### SOURCE DOCUMENT:
/---

Energy-saving lighting concept
The need to use energy efficiently also affects elevators, escalators and moving walks. We have developed various measures to reduce the energy used in standby mode – which accounts on average for 60% of total elevator energy requirements. For example, modern LED lamps reduce energy consumption by up to 40% compared with conventional lighting. These energy-saving systems can be installed in new installations or retrofitted in existing installations to meet increasing demands for energy efficiency.
Services: Innovative service for the steel industry
Innovation projects in the Services segment last year again focused on developing new and tailored service offerings for our customers.
One important area was the steel industry, where we successfully implemented various innovative ideas. In a cross-segment project, a team of engineers developed an innovative mobile sludge dewatering system for a coke plant. With this new concept, residual wastes which previously had to be disposed of can now be recycled at low cost. Following successful trials and commencement of regular operation, the system can now also be used in other areas of industry.
Under another cross-segment project we developed a new load lifting system using electropermanent magnets for slab handling. A pilot system was tested in the port of Walsum in Duisburg. The new system is also to be used soon to move steel slabs weighing up to 36 tons at the Steel segment's new mill in Brazil.

\---

### DATA EXTRACT:
/---

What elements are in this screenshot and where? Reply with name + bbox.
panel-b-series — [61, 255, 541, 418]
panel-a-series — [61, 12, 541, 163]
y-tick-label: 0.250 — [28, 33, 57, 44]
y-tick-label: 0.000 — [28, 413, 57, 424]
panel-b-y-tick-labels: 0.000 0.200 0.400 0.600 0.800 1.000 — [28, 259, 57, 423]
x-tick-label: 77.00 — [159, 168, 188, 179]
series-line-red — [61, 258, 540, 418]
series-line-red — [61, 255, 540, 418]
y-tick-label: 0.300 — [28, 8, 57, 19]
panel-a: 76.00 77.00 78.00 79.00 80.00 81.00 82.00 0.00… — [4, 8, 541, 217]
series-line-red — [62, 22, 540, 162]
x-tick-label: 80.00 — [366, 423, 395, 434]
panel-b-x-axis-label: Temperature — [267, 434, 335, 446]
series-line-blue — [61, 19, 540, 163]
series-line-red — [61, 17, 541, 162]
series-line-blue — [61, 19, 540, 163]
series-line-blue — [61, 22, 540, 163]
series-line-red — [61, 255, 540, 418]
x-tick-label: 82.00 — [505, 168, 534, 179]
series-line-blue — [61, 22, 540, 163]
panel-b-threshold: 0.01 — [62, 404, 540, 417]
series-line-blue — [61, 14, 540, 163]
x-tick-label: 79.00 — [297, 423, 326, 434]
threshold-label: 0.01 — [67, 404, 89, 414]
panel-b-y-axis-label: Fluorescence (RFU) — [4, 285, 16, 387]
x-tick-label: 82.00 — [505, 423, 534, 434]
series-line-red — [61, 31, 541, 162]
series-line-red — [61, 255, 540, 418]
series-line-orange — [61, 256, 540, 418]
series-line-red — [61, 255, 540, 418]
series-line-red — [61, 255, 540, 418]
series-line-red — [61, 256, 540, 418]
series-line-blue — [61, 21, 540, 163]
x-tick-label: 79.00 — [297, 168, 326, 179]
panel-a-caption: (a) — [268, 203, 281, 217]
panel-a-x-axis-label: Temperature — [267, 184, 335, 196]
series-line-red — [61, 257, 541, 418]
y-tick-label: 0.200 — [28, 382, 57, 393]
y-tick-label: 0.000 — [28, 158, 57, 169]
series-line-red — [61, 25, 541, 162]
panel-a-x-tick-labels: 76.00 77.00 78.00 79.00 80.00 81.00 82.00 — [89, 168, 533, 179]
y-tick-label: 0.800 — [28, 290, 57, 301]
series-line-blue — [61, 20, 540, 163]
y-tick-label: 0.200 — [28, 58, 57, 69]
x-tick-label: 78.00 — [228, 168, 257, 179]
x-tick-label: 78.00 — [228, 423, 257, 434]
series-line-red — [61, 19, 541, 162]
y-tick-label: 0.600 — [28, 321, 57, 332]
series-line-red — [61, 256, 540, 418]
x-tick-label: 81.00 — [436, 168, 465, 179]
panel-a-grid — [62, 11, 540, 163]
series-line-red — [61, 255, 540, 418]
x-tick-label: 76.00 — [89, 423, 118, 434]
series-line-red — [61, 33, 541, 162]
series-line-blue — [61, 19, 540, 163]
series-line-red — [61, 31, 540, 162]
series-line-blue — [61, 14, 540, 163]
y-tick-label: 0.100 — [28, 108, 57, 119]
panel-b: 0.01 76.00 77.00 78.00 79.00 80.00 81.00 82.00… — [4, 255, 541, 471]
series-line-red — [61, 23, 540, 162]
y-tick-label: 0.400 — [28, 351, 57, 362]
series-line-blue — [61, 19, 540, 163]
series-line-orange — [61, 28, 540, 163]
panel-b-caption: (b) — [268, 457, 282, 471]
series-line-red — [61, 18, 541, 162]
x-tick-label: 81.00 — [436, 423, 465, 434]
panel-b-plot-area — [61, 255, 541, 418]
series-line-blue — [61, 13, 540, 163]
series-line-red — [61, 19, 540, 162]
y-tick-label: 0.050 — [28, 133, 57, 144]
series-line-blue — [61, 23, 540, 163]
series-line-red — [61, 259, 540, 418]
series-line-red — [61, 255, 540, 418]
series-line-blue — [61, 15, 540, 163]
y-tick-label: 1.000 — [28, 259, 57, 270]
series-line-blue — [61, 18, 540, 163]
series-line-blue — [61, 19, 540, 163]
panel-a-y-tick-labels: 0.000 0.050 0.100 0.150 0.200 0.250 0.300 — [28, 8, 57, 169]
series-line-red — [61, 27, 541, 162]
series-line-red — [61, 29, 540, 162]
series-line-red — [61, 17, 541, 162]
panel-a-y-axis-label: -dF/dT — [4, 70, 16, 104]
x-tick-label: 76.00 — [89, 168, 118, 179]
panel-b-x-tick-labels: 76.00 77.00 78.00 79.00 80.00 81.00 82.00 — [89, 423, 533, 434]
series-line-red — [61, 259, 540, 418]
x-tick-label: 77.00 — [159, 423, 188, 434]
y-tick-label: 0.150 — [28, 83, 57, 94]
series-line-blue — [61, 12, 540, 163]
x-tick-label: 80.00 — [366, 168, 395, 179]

\---

### THE PROBLEM:
Translate this sentence from the text on elevator energy savings and steel industry services into Spanish: "A pilot system was tested in the port of Walsum in Duisburg." These lines come from a separate source.

### WRITTEN SOLUTION:
Se probó un sistema piloto en el puerto de Walsum, en Duisburgo.